● **REQUEST**:
All records are to be retyped faithfully and completely.

>> START SUPPLIED MATERIAL

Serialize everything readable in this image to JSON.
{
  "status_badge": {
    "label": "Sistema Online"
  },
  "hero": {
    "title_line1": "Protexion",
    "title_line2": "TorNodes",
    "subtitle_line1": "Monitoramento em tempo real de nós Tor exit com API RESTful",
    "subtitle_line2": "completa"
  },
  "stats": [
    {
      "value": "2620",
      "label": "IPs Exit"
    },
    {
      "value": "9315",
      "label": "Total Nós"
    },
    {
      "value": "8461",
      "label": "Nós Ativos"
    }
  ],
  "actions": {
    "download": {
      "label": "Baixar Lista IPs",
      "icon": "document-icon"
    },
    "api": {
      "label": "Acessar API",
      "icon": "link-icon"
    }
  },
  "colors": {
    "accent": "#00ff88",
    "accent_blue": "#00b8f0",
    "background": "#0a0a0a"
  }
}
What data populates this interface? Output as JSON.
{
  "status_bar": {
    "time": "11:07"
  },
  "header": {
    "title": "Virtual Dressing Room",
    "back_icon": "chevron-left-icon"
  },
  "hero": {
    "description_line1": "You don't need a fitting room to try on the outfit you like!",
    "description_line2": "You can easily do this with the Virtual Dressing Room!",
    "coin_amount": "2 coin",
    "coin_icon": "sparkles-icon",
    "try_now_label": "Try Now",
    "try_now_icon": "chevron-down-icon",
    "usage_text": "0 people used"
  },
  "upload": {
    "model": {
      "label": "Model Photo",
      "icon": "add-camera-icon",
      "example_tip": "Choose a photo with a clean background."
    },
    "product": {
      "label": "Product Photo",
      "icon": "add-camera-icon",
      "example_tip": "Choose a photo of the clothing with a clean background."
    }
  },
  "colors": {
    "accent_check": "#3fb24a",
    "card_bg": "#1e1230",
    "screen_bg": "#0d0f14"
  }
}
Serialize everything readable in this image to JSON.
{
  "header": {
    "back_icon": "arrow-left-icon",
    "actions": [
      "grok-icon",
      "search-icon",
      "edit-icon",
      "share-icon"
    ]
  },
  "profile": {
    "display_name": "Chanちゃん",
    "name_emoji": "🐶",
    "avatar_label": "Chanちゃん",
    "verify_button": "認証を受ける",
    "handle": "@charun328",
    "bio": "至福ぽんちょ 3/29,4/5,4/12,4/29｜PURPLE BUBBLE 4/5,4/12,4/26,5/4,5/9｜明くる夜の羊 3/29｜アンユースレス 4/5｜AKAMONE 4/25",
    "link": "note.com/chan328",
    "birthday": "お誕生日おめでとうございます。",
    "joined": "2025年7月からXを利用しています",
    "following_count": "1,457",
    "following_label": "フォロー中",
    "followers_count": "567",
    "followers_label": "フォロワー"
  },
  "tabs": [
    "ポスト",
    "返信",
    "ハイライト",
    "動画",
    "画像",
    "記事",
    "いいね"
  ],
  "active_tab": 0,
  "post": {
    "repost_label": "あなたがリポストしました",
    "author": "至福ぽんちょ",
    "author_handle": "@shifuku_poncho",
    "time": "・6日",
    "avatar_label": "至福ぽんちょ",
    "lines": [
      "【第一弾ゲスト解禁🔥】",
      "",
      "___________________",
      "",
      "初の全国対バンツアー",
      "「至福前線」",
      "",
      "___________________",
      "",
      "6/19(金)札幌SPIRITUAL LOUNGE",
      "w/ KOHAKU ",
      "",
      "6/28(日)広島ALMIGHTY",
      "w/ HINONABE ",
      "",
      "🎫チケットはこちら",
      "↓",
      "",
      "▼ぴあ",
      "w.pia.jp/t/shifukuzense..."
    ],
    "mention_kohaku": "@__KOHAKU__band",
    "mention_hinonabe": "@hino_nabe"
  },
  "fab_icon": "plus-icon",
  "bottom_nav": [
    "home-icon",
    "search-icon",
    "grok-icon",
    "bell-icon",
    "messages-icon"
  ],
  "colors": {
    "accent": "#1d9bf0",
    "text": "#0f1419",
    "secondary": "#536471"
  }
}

>> END SUPPLIED MATERIAL

● **RESPONSE TO THE EXERCISE**:
Serialize everything readable in this image to JSON.
{
  "status_badge": {
    "label": "Sistema Online"
  },
  "hero": {
    "title_line1": "Protexion",
    "title_line2": "TorNodes",
    "subtitle_line1": "Monitoramento em tempo real de nós Tor exit com API RESTful",
    "subtitle_line2": "completa"
  },
  "stats": [
    {
      "value": "2620",
      "label": "IPs Exit"
    },
    {
      "value": "9315",
      "label": "Total Nós"
    },
    {
      "value": "8461",
      "label": "Nós Ativos"
    }
  ],
  "actions": {
    "download": {
      "label": "Baixar Lista IPs",
      "icon": "document-icon"
    },
    "api": {
      "label": "Acessar API",
      "icon": "link-icon"
    }
  },
  "colors": {
    "accent": "#00ff88",
    "accent_blue": "#00b8f0",
    "background": "#0a0a0a"
  }
}
What data populates this interface? Output as JSON.
{
  "status_bar": {
    "time": "11:07"
  },
  "header": {
    "title": "Virtual Dressing Room",
    "back_icon": "chevron-left-icon"
  },
  "hero": {
    "description_line1": "You don't need a fitting room to try on the outfit you like!",
    "description_line2": "You can easily do this with the Virtual Dressing Room!",
    "coin_amount": "2 coin",
    "coin_icon": "sparkles-icon",
    "try_now_label": "Try Now",
    "try_now_icon": "chevron-down-icon",
    "usage_text": "0 people used"
  },
  "upload": {
    "model": {
      "label": "Model Photo",
      "icon": "add-camera-icon",
      "example_tip": "Choose a photo with a clean background."
    },
    "product": {
      "label": "Product Photo",
      "icon": "add-camera-icon",
      "example_tip": "Choose a photo of the clothing with a clean background."
    }
  },
  "colors": {
    "accent_check": "#3fb24a",
    "card_bg": "#1e1230",
    "screen_bg": "#0d0f14"
  }
}
Serialize everything readable in this image to JSON.
{
  "header": {
    "back_icon": "arrow-left-icon",
    "actions": [
      "grok-icon",
      "search-icon",
      "edit-icon",
      "share-icon"
    ]
  },
  "profile": {
    "display_name": "Chanちゃん",
    "name_emoji": "🐶",
    "avatar_label": "Chanちゃん",
    "verify_button": "認証を受ける",
    "handle": "@charun328",
    "bio": "至福ぽんちょ 3/29,4/5,4/12,4/29｜PURPLE BUBBLE 4/5,4/12,4/26,5/4,5/9｜明くる夜の羊 3/29｜アンユースレス 4/5｜AKAMONE 4/25",
    "link": "note.com/chan328",
    "birthday": "お誕生日おめでとうございます。",
    "joined": "2025年7月からXを利用しています",
    "following_count": "1,457",
    "following_label": "フォロー中",
    "followers_count": "567",
    "followers_label": "フォロワー"
  },
  "tabs": [
    "ポスト",
    "返信",
    "ハイライト",
    "動画",
    "画像",
    "記事",
    "いいね"
  ],
  "active_tab": 0,
  "post": {
    "repost_label": "あなたがリポストしました",
    "author": "至福ぽんちょ",
    "author_handle": "@shifuku_poncho",
    "time": "・6日",
    "avatar_label": "至福ぽんちょ",
    "lines": [
      "【第一弾ゲスト解禁🔥】",
      "",
      "___________________",
      "",
      "初の全国対バンツアー",
      "「至福前線」",
      "",
      "___________________",
      "",
      "6/19(金)札幌SPIRITUAL LOUNGE",
      "w/ KOHAKU ",
      "",
      "6/28(日)広島ALMIGHTY",
      "w/ HINONABE ",
      "",
      "🎫チケットはこちら",
      "↓",
      "",
      "▼ぴあ",
      "w.pia.jp/t/shifukuzense..."
    ],
    "mention_kohaku": "@__KOHAKU__band",
    "mention_hinonabe": "@hino_nabe"
  },
  "fab_icon": "plus-icon",
  "bottom_nav": [
    "home-icon",
    "search-icon",
    "grok-icon",
    "bell-icon",
    "messages-icon"
  ],
  "colors": {
    "accent": "#1d9bf0",
    "text": "#0f1419",
    "secondary": "#536471"
  }
}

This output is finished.